What you are asked to do: Without the pictures, return all of the material exactly as written.

Material for the task:
....
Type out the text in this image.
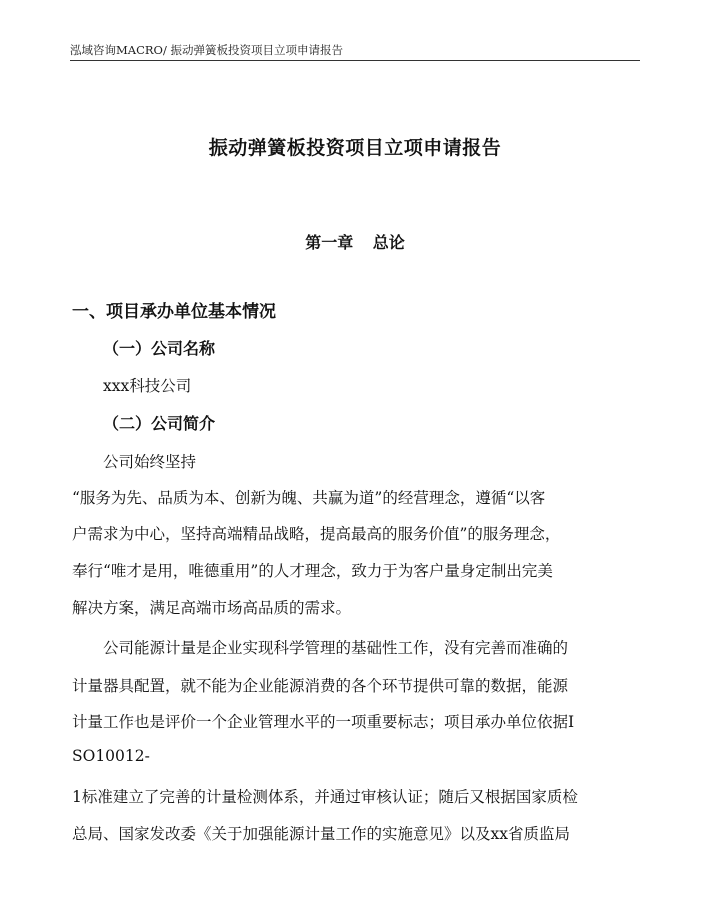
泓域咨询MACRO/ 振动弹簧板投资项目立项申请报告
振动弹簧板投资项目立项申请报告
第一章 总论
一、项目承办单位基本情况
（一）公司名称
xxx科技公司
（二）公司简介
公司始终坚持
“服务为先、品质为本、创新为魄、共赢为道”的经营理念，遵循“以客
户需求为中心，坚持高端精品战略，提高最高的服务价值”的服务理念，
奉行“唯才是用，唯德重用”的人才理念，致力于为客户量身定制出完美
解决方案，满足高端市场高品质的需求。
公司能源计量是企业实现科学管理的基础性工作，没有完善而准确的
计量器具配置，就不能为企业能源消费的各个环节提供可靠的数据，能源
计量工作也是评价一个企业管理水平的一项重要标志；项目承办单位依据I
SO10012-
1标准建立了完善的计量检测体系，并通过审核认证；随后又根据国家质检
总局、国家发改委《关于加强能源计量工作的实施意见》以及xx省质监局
....
Written answer:
Type out the text in this image.
泓域咨询MACRO/ 振动弹簧板投资项目立项申请报告
振动弹簧板投资项目立项申请报告
第一章 总论
一、项目承办单位基本情况
（一）公司名称
xxx科技公司
（二）公司简介
公司始终坚持
“服务为先、品质为本、创新为魄、共赢为道”的经营理念，遵循“以客
户需求为中心，坚持高端精品战略，提高最高的服务价值”的服务理念，
奉行“唯才是用，唯德重用”的人才理念，致力于为客户量身定制出完美
解决方案，满足高端市场高品质的需求。
公司能源计量是企业实现科学管理的基础性工作，没有完善而准确的
计量器具配置，就不能为企业能源消费的各个环节提供可靠的数据，能源
计量工作也是评价一个企业管理水平的一项重要标志；项目承办单位依据I
SO10012-
1标准建立了完善的计量检测体系，并通过审核认证；随后又根据国家质检
总局、国家发改委《关于加强能源计量工作的实施意见》以及xx省质监局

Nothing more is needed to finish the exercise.